Collected data:
====================
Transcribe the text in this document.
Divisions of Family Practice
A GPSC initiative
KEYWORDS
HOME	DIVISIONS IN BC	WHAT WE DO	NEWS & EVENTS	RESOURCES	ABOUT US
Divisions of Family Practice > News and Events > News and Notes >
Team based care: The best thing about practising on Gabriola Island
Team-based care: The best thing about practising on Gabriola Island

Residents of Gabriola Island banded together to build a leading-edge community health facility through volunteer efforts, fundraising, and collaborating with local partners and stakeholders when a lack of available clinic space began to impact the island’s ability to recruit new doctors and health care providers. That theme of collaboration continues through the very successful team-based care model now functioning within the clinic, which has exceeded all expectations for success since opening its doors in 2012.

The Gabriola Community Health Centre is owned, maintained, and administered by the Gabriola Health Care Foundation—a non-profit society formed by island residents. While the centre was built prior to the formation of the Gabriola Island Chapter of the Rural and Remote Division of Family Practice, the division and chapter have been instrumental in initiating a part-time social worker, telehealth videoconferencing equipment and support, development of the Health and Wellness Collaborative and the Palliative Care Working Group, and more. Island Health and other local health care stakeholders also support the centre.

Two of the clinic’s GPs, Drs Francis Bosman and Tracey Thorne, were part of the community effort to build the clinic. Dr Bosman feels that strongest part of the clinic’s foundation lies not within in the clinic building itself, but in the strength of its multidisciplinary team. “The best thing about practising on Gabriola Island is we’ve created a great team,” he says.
====================
▶ [Written exercise]: For the listing above, identify each line bearing "care".

▶ [Exercise response]:
Team based care: The best thing about practising on Gabriola Island
Team-based care: The best thing about practising on Gabriola Island
Residents of Gabriola Island banded together to build a leading-edge community health facility through volunteer efforts, fundraising, and collaborating with local partners and stakeholders when a lack of available clinic space began to impact the island’s ability to recruit new doctors and health care providers. That theme of collaboration continues through the very successful team-based care model now functioning within the clinic, which has exceeded all expectations for success since opening its doors in 2012.
The Gabriola Community Health Centre is owned, maintained, and administered by the Gabriola Health Care Foundation—a non-profit society formed by island residents. While the centre was built prior to the formation of the Gabriola Island Chapter of the Rural and Remote Division of Family Practice, the division and chapter have been instrumental in initiating a part-time social worker, telehealth videoconferencing equipment and support, development of the Health and Wellness Collaborative and the Palliative Care Working Group, and more. Island Health and other local health care stakeholders also support the centre.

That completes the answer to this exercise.